Required work:
From the entries below, work out the number of lines that hold the word "Working", and give that number alone.

Records shown:

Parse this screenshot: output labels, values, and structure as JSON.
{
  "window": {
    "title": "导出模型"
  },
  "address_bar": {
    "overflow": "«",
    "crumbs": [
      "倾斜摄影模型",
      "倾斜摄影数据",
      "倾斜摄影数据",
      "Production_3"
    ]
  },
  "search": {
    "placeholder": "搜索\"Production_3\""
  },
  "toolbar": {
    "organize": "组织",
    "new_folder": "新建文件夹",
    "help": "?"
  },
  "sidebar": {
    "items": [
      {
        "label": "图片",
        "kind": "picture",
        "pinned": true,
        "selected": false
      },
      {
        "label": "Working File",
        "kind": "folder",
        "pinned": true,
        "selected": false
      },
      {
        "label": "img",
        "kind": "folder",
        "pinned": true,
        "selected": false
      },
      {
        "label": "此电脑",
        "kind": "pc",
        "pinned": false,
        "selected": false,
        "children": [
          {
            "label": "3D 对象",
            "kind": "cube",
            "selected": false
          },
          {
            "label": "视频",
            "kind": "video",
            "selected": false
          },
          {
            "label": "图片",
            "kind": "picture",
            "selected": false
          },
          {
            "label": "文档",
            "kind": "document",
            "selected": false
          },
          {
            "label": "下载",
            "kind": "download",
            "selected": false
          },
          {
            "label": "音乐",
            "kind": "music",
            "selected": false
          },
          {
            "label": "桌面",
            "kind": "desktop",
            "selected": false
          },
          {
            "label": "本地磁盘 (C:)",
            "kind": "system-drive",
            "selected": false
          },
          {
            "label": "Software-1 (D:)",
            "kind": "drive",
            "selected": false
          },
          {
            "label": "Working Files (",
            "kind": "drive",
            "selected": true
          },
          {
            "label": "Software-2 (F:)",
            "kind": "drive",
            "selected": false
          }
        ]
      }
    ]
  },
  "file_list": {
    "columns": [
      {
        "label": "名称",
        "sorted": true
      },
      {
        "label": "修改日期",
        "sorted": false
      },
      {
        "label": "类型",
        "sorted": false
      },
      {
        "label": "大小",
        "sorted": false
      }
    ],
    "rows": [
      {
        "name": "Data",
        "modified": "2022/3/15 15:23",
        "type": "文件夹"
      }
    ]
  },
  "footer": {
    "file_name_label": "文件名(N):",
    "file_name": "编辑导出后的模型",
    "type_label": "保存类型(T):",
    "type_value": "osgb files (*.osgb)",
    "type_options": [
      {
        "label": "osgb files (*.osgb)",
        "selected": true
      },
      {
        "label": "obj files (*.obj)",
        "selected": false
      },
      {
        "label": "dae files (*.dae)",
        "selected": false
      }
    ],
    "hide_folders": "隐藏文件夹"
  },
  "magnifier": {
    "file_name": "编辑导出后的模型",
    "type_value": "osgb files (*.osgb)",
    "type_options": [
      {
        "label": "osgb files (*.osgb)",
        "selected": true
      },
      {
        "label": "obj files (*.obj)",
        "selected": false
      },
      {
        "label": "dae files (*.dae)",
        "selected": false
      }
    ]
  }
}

Expected answer:
2